**OBJECTIVE**. Pick out every line holding the string "title" and copy it.

○ ○ ○ ○ ○ ○ ○

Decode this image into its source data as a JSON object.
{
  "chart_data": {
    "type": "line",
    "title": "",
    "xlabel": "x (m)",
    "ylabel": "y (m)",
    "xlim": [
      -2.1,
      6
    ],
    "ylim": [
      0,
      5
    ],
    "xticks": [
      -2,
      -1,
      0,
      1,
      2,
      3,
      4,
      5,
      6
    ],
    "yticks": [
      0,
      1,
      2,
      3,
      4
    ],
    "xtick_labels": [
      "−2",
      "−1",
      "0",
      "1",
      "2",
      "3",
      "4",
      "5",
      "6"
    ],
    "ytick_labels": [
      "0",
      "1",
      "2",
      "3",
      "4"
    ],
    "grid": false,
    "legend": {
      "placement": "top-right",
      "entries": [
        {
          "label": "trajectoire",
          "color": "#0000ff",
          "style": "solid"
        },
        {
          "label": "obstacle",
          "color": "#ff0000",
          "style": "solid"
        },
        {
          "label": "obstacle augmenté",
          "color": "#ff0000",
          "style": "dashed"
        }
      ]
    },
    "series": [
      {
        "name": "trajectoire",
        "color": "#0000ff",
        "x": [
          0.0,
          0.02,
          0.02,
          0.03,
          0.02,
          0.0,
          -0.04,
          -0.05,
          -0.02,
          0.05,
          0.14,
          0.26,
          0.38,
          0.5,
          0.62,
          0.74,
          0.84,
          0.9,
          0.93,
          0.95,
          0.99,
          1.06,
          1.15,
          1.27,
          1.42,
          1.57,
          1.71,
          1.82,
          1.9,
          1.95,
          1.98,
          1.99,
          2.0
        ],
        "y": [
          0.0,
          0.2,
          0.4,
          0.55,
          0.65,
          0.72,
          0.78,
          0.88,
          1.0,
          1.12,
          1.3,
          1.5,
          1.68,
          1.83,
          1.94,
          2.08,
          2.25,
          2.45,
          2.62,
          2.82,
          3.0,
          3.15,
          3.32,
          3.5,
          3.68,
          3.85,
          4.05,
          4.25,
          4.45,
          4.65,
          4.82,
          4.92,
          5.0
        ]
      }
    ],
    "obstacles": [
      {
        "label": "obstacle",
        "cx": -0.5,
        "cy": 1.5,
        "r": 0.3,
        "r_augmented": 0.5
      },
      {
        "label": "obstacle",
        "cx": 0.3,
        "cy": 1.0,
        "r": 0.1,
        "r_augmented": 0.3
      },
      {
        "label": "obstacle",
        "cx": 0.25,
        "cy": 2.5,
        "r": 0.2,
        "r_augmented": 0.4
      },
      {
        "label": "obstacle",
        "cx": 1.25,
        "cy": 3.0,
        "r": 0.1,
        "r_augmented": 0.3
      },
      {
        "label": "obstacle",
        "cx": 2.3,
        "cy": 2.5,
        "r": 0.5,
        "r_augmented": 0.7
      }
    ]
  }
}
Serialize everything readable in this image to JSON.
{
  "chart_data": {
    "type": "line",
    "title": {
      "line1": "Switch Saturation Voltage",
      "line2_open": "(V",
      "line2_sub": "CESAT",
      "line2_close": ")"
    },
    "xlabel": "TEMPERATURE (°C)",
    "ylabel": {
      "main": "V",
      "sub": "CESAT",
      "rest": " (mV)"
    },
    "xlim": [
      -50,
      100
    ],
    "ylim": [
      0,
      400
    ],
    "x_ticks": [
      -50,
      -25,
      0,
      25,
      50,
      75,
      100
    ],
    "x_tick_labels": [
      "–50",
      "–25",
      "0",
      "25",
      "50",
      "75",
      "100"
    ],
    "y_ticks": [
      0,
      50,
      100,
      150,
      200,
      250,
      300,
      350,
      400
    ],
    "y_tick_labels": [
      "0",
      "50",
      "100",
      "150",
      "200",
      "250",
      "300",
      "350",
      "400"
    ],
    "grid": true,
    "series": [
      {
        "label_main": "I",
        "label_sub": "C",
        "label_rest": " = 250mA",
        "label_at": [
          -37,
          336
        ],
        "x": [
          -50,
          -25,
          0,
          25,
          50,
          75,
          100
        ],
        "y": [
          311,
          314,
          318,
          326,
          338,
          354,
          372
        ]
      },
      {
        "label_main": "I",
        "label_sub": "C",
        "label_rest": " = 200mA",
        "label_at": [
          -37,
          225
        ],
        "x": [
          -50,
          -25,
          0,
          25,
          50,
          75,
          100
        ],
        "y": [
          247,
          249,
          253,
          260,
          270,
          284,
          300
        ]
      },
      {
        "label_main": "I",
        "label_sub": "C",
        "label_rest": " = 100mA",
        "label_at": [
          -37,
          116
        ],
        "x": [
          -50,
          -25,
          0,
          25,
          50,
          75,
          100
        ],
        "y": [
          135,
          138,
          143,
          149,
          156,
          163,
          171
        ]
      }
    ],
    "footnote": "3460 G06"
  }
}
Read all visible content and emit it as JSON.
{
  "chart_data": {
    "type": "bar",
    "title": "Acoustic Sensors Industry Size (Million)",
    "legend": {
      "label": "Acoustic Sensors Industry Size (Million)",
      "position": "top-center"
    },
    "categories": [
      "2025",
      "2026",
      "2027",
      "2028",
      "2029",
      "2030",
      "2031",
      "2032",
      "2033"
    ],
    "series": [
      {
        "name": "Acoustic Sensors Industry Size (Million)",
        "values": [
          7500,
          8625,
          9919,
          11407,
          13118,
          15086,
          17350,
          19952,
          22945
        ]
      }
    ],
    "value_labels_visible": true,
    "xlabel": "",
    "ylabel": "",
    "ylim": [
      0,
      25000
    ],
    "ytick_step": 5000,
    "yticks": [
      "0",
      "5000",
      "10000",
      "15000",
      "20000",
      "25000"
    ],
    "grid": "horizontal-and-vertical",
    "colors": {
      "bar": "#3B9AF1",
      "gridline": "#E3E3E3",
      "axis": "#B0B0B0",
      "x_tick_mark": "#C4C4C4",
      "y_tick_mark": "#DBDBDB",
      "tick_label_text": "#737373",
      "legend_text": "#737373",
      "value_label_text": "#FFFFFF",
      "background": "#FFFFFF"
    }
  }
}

○ ○ ○ ○ ○ ○ ○

**WRITTEN SOLUTION**.
    "title": "",
    "title": {
    "title": "Acoustic Sensors Industry Size (Million)",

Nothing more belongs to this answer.